» **Exercise objective**
Search the data for the string "Frequency" and extract every line where it appears.

++++++++++++++++++++

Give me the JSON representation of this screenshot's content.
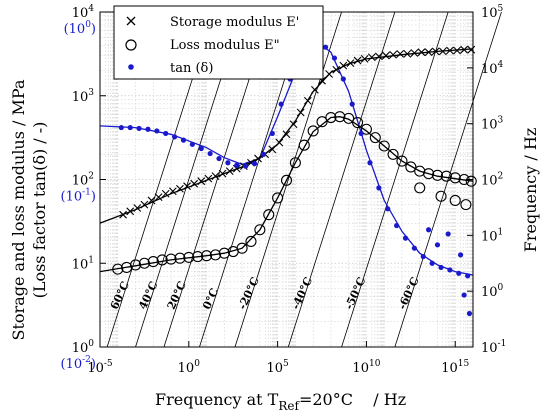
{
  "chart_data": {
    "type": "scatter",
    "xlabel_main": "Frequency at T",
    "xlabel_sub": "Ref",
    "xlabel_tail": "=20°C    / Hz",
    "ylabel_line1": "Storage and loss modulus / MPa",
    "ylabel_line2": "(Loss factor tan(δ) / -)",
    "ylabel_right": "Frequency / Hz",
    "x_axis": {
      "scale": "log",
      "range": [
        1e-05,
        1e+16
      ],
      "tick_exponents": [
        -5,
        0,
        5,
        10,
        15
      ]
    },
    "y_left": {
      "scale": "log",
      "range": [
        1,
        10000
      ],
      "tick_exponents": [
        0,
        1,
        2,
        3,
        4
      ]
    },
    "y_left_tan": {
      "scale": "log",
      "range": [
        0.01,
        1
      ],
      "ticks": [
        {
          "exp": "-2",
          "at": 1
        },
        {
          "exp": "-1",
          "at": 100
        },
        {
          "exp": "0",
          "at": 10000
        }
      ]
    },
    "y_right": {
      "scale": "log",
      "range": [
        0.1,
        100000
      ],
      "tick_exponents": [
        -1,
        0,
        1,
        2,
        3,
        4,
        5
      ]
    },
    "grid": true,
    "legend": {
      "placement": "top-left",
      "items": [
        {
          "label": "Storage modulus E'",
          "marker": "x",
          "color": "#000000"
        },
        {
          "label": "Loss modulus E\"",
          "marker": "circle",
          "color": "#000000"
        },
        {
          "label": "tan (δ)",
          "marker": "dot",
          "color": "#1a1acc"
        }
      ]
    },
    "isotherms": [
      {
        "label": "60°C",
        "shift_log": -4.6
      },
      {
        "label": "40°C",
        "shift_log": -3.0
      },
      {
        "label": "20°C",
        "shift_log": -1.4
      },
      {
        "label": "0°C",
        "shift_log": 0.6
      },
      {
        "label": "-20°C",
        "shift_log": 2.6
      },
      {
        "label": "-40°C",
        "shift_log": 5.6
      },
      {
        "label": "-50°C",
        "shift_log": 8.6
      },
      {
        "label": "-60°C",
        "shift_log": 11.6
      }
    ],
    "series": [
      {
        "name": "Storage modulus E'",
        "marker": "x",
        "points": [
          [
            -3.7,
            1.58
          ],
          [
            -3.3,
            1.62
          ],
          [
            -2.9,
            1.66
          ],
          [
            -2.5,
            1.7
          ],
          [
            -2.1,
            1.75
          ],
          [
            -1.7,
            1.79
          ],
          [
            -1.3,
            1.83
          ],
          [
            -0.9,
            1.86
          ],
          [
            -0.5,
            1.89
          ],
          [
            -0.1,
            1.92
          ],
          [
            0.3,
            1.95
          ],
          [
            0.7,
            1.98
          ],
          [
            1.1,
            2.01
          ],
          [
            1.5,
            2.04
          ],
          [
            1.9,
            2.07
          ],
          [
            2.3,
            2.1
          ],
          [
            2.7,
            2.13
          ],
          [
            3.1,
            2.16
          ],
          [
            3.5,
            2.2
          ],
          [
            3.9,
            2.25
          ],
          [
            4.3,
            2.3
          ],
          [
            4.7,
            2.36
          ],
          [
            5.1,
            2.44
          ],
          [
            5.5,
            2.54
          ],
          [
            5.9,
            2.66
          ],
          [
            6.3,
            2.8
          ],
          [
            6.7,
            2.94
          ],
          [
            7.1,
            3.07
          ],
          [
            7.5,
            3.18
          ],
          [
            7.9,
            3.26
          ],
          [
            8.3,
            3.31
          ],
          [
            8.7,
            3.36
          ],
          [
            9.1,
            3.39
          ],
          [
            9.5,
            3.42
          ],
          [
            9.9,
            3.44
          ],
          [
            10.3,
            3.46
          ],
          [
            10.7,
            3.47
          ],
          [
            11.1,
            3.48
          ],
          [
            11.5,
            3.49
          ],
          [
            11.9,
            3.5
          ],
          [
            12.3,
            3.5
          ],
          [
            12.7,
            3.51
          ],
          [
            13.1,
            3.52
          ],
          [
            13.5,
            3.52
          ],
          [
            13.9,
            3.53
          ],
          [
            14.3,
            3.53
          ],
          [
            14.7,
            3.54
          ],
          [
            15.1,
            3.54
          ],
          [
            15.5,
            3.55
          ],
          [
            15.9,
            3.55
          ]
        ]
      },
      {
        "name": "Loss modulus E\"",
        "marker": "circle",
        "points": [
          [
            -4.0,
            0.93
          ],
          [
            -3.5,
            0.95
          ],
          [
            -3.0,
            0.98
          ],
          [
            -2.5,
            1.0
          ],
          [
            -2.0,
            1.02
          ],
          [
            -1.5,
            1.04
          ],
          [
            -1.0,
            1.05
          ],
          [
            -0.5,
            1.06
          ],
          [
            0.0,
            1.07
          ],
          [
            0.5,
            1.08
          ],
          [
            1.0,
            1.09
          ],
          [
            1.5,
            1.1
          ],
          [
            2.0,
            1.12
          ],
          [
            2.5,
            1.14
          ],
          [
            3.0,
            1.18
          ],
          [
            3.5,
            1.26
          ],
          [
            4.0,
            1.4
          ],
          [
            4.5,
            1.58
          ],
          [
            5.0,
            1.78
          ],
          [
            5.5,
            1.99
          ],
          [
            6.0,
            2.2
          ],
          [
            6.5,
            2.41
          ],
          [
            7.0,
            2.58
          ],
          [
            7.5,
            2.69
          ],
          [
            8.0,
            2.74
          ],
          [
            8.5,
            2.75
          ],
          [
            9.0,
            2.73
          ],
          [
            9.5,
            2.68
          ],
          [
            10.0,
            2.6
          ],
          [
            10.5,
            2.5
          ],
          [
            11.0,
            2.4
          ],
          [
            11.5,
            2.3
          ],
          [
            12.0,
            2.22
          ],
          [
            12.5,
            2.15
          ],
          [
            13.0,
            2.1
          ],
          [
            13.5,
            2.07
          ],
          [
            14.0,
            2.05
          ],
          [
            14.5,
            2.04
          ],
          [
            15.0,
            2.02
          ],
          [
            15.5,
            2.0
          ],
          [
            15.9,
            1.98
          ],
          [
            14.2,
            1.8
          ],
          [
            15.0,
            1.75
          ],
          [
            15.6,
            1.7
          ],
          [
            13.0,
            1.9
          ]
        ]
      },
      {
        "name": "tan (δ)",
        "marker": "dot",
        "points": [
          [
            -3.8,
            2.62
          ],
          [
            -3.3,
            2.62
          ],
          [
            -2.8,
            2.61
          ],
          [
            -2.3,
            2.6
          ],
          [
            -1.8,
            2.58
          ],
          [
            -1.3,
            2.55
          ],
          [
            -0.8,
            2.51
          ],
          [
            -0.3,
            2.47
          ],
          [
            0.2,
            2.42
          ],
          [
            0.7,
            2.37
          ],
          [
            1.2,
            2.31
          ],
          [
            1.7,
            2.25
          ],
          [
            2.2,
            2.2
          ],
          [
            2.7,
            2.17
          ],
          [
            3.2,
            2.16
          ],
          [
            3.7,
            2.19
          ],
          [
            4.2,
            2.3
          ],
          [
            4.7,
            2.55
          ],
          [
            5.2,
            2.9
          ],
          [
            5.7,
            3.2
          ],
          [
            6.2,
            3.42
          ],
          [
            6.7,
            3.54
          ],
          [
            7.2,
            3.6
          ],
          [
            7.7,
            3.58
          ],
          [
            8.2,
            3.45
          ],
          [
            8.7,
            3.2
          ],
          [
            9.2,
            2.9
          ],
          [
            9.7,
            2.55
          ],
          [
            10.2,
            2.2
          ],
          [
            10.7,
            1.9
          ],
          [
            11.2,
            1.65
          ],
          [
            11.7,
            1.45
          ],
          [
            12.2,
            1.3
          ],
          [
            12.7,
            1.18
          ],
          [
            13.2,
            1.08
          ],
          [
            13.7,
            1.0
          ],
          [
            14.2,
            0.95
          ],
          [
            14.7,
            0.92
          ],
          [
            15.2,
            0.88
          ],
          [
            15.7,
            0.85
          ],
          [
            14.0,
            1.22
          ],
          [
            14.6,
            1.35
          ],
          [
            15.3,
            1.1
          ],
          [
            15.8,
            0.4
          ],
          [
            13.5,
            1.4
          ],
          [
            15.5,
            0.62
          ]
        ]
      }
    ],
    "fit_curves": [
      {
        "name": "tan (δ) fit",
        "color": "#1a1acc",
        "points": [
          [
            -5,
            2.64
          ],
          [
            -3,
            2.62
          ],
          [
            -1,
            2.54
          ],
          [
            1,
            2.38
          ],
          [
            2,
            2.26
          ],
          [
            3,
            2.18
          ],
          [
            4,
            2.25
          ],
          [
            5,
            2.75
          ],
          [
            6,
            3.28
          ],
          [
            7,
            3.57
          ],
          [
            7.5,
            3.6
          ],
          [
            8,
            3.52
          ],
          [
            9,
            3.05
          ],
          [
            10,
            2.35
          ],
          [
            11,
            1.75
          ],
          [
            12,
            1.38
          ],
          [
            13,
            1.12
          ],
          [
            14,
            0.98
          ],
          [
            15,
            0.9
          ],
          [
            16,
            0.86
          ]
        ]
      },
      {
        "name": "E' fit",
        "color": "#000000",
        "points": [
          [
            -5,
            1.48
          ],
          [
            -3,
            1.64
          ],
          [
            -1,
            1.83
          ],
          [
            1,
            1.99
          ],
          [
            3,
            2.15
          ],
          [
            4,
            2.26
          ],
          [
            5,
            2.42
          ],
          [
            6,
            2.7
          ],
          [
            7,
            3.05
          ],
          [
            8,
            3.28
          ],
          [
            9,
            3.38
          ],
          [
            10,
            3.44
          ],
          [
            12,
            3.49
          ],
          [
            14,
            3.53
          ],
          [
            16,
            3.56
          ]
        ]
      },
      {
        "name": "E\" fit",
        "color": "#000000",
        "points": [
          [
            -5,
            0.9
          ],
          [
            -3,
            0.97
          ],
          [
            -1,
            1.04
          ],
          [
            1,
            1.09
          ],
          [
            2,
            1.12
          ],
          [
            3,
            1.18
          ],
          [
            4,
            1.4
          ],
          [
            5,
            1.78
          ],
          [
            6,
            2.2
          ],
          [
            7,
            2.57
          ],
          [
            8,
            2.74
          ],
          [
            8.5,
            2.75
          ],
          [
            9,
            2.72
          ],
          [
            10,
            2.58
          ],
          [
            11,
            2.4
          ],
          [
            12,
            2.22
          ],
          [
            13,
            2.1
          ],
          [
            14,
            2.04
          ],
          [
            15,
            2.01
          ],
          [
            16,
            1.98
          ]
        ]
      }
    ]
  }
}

++++++++++++++++++++

» **Answer for the task**
    "xlabel_main": "Frequency at T",
    "ylabel_right": "Frequency / Hz",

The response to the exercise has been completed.